**Instructions to follow:**
Extract every line of the material that holds the string "color".

□ □ □

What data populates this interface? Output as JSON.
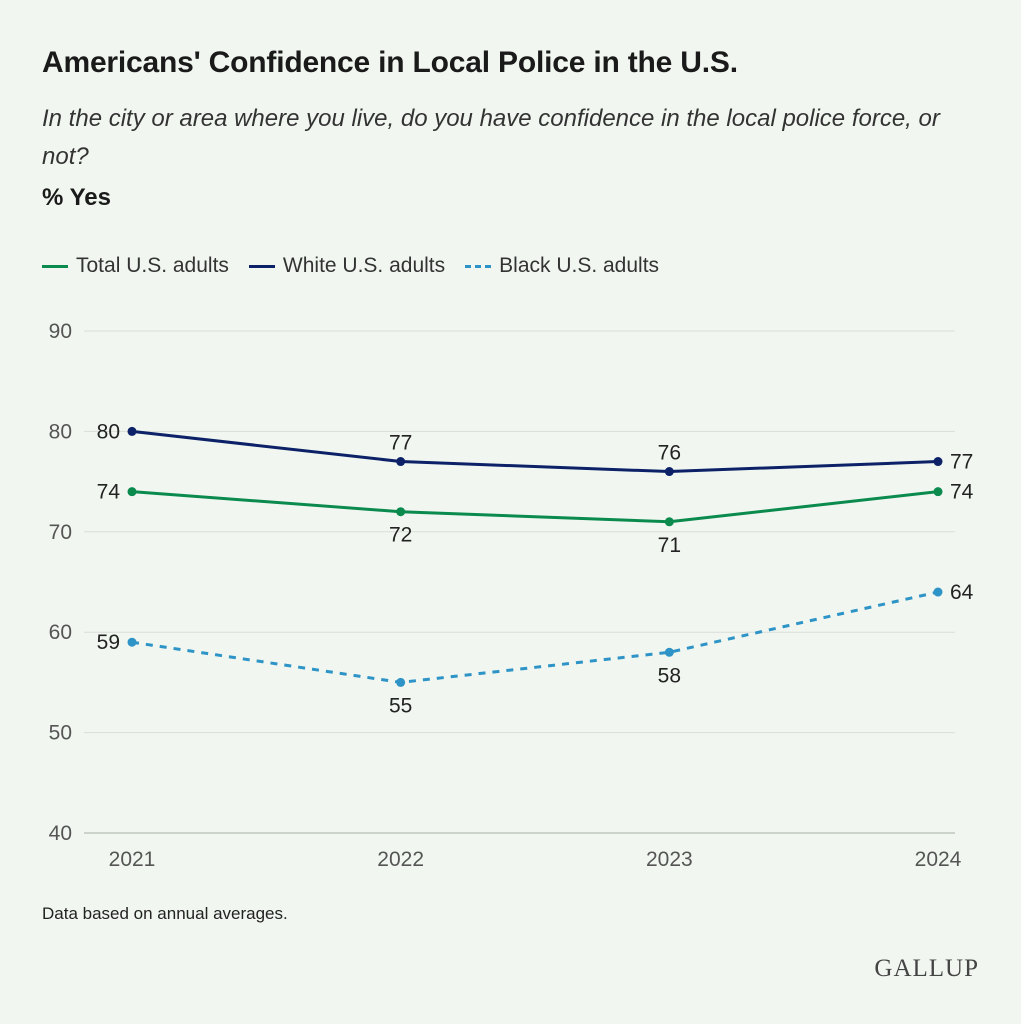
{
  "header": {
    "title": "Americans' Confidence in Local Police in the U.S.",
    "subtitle": "In the city or area where you live, do you have confidence in the local police force, or not?",
    "unit": "% Yes"
  },
  "chart_data": {
    "type": "line",
    "x": [
      "2021",
      "2022",
      "2023",
      "2024"
    ],
    "ylim": [
      40,
      90
    ],
    "yticks": [
      40,
      50,
      60,
      70,
      80,
      90
    ],
    "grid": true,
    "legend_position": "top-left",
    "series": [
      {
        "name": "Total U.S. adults",
        "color": "#0b8a4e",
        "style": "solid",
        "values": [
          74,
          72,
          71,
          74
        ]
      },
      {
        "name": "White U.S. adults",
        "color": "#0c2167",
        "style": "solid",
        "values": [
          80,
          77,
          76,
          77
        ]
      },
      {
        "name": "Black U.S. adults",
        "color": "#2e93c6",
        "style": "dashed",
        "values": [
          59,
          55,
          58,
          64
        ]
      }
    ]
  },
  "footer": {
    "note": "Data based on annual averages.",
    "logo": "GALLUP"
  }
}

□ □ □

**Expected answer:**
        "color": "#0b8a4e",
        "color": "#0c2167",
        "color": "#2e93c6",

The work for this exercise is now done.